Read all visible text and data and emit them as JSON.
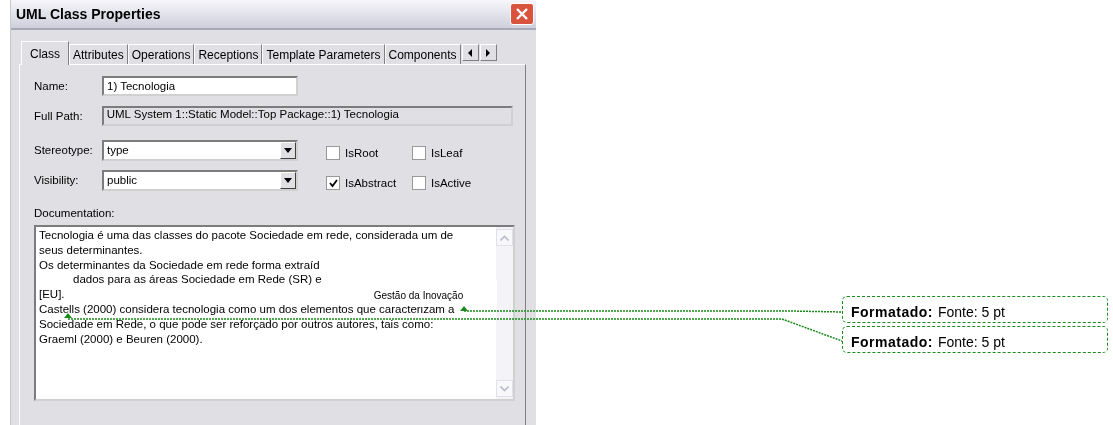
{
  "window": {
    "title": "UML Class Properties"
  },
  "tabs": [
    {
      "label": "Class",
      "selected": true
    },
    {
      "label": "Attributes",
      "selected": false
    },
    {
      "label": "Operations",
      "selected": false
    },
    {
      "label": "Receptions",
      "selected": false
    },
    {
      "label": "Template Parameters",
      "selected": false
    },
    {
      "label": "Components",
      "selected": false
    }
  ],
  "fields": [
    {
      "kind": "input",
      "label": "Name:",
      "value": "1) Tecnologia"
    },
    {
      "kind": "readonly",
      "label": "Full Path:",
      "value": "UML System 1::Static Model::Top Package::1) Tecnologia"
    }
  ],
  "dropdowns": [
    {
      "label": "Stereotype:",
      "value": "type"
    },
    {
      "label": "Visibility:",
      "value": "public"
    }
  ],
  "checkboxes": [
    {
      "label": "IsRoot",
      "checked": false
    },
    {
      "label": "IsLeaf",
      "checked": false
    },
    {
      "label": "IsAbstract",
      "checked": true
    },
    {
      "label": "IsActive",
      "checked": false
    }
  ],
  "documentation": {
    "label": "Documentation:",
    "lines": [
      "Tecnologia é uma das classes do pacote Sociedade em rede, considerada um de",
      "seus determinantes.",
      "Os determinantes da Sociedade em rede forma extraíd",
      "dados para as áreas Sociedade em Rede (SR) e",
      "[EU].",
      "Castells (2000) considera tecnologia como um dos elementos que caracterizam a",
      "Sociedade em Rede, o que pode ser reforçado por outros autores, tais como:",
      "Graeml (2000) e Beuren (2000)."
    ],
    "overlay_text": "Gestão da Inovação"
  },
  "comments": [
    {
      "label": "Formatado:",
      "text": "Fonte: 5 pt"
    },
    {
      "label": "Formatado:",
      "text": "Fonte: 5 pt"
    }
  ]
}
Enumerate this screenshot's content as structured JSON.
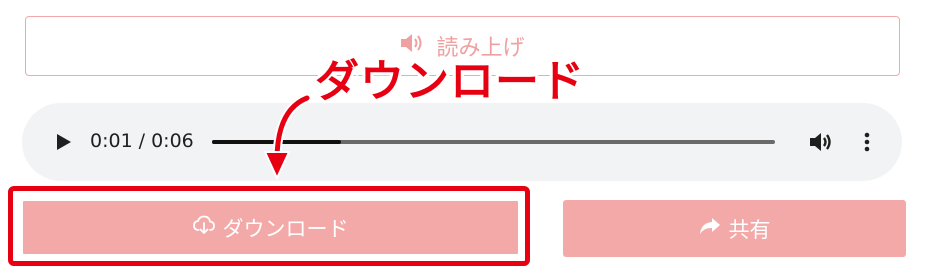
{
  "read_aloud": {
    "label": "読み上げ",
    "icon": "speaker-icon"
  },
  "annotation": {
    "text": "ダウンロード",
    "color": "#e60012"
  },
  "audio_player": {
    "current_time": "0:01",
    "separator": "/",
    "duration": "0:06",
    "progress": 0.23,
    "icons": [
      "play-icon",
      "volume-icon",
      "more-vertical-icon"
    ]
  },
  "buttons": {
    "download_label": "ダウンロード",
    "download_icon": "cloud-download-icon",
    "share_label": "共有",
    "share_icon": "share-arrow-icon"
  },
  "colors": {
    "accent_light": "#f4a9a9",
    "border_pink": "#f2a8a8",
    "highlight_red": "#e60012",
    "player_bg": "#f1f3f4"
  }
}
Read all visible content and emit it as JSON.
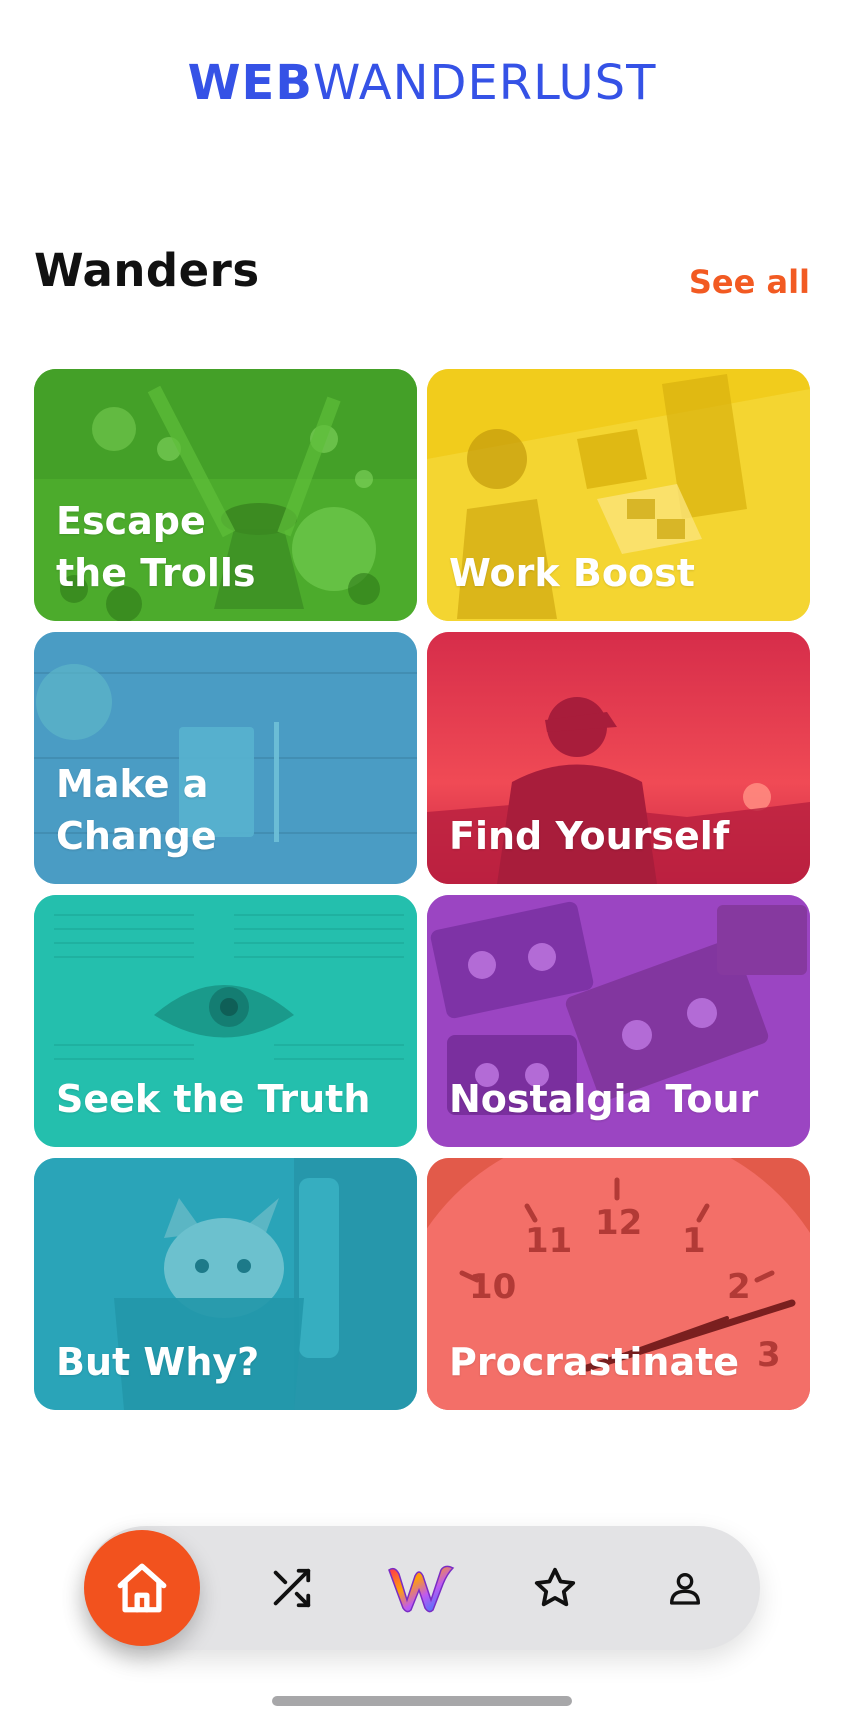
{
  "brand": {
    "bold": "WEB",
    "light": "WANDERLUST",
    "color": "#3552e6"
  },
  "section": {
    "title": "Wanders",
    "see_all": "See all",
    "accent": "#f25a22"
  },
  "cards": [
    {
      "label": "Escape the Trolls",
      "line1": "Escape",
      "line2": "the Trolls",
      "color": "#4cab2c"
    },
    {
      "label": "Work Boost",
      "line1": "Work Boost",
      "line2": "",
      "color": "#f1cc1c"
    },
    {
      "label": "Make a Change",
      "line1": "Make a",
      "line2": "Change",
      "color": "#4a9cc4"
    },
    {
      "label": "Find Yourself",
      "line1": "Find Yourself",
      "line2": "",
      "color": "#e4354f"
    },
    {
      "label": "Seek the Truth",
      "line1": "Seek the Truth",
      "line2": "",
      "color": "#24bfad"
    },
    {
      "label": "Nostalgia Tour",
      "line1": "Nostalgia Tour",
      "line2": "",
      "color": "#9b45c2"
    },
    {
      "label": "But Why?",
      "line1": "But Why?",
      "line2": "",
      "color": "#2aa4b8"
    },
    {
      "label": "Procrastinate",
      "line1": "Procrastinate",
      "line2": "",
      "color": "#f06b64"
    }
  ],
  "bottom_nav": {
    "items": [
      "home-icon",
      "shuffle-icon",
      "app-logo-icon",
      "star-icon",
      "profile-icon"
    ],
    "active": "home-icon",
    "active_color": "#f2521e"
  }
}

**Written task**:
Omit the pictures. Transcribe every record exactly.

**Result below**:
Read all visible text and data and emit them as JSON.
{
  "window": {
    "title": "UML Class Properties"
  },
  "tabs": [
    {
      "label": "Class",
      "selected": true
    },
    {
      "label": "Attributes",
      "selected": false
    },
    {
      "label": "Operations",
      "selected": false
    },
    {
      "label": "Receptions",
      "selected": false
    },
    {
      "label": "Template Parameters",
      "selected": false
    },
    {
      "label": "Components",
      "selected": false
    }
  ],
  "fields": [
    {
      "kind": "input",
      "label": "Name:",
      "value": "1) Tecnologia"
    },
    {
      "kind": "readonly",
      "label": "Full Path:",
      "value": "UML System 1::Static Model::Top Package::1) Tecnologia"
    }
  ],
  "dropdowns": [
    {
      "label": "Stereotype:",
      "value": "type"
    },
    {
      "label": "Visibility:",
      "value": "public"
    }
  ],
  "checkboxes": [
    {
      "label": "IsRoot",
      "checked": false
    },
    {
      "label": "IsLeaf",
      "checked": false
    },
    {
      "label": "IsAbstract",
      "checked": true
    },
    {
      "label": "IsActive",
      "checked": false
    }
  ],
  "documentation": {
    "label": "Documentation:",
    "lines": [
      "Tecnologia é uma das classes do pacote Sociedade em rede, considerada um de",
      "seus determinantes.",
      "Os determinantes da Sociedade em rede forma extraíd",
      "dados para as áreas Sociedade em Rede (SR) e",
      "[EU].",
      "Castells (2000) considera tecnologia como um dos elementos que caracterizam a",
      "Sociedade em Rede, o que pode ser reforçado por outros autores, tais como:",
      "Graeml (2000) e Beuren (2000)."
    ],
    "overlay_text": "Gestão da Inovação"
  },
  "comments": [
    {
      "label": "Formatado:",
      "text": "Fonte: 5 pt"
    },
    {
      "label": "Formatado:",
      "text": "Fonte: 5 pt"
    }
  ]
}
Enumerate this screenshot's content as structured JSON.
{
  "read_aloud": {
    "label": "読み上げ",
    "icon": "speaker-icon"
  },
  "annotation": {
    "text": "ダウンロード",
    "color": "#e60012"
  },
  "audio_player": {
    "current_time": "0:01",
    "separator": "/",
    "duration": "0:06",
    "progress": 0.23,
    "icons": [
      "play-icon",
      "volume-icon",
      "more-vertical-icon"
    ]
  },
  "buttons": {
    "download_label": "ダウンロード",
    "download_icon": "cloud-download-icon",
    "share_label": "共有",
    "share_icon": "share-arrow-icon"
  },
  "colors": {
    "accent_light": "#f4a9a9",
    "border_pink": "#f2a8a8",
    "highlight_red": "#e60012",
    "player_bg": "#f1f3f4"
  }
}
Read all visible content and emit it as JSON.
{
  "brand": {
    "bold": "WEB",
    "light": "WANDERLUST",
    "color": "#3552e6"
  },
  "section": {
    "title": "Wanders",
    "see_all": "See all",
    "accent": "#f25a22"
  },
  "cards": [
    {
      "label": "Escape the Trolls",
      "line1": "Escape",
      "line2": "the Trolls",
      "color": "#4cab2c"
    },
    {
      "label": "Work Boost",
      "line1": "Work Boost",
      "line2": "",
      "color": "#f1cc1c"
    },
    {
      "label": "Make a Change",
      "line1": "Make a",
      "line2": "Change",
      "color": "#4a9cc4"
    },
    {
      "label": "Find Yourself",
      "line1": "Find Yourself",
      "line2": "",
      "color": "#e4354f"
    },
    {
      "label": "Seek the Truth",
      "line1": "Seek the Truth",
      "line2": "",
      "color": "#24bfad"
    },
    {
      "label": "Nostalgia Tour",
      "line1": "Nostalgia Tour",
      "line2": "",
      "color": "#9b45c2"
    },
    {
      "label": "But Why?",
      "line1": "But Why?",
      "line2": "",
      "color": "#2aa4b8"
    },
    {
      "label": "Procrastinate",
      "line1": "Procrastinate",
      "line2": "",
      "color": "#f06b64"
    }
  ],
  "bottom_nav": {
    "items": [
      "home-icon",
      "shuffle-icon",
      "app-logo-icon",
      "star-icon",
      "profile-icon"
    ],
    "active": "home-icon",
    "active_color": "#f2521e"
  }
}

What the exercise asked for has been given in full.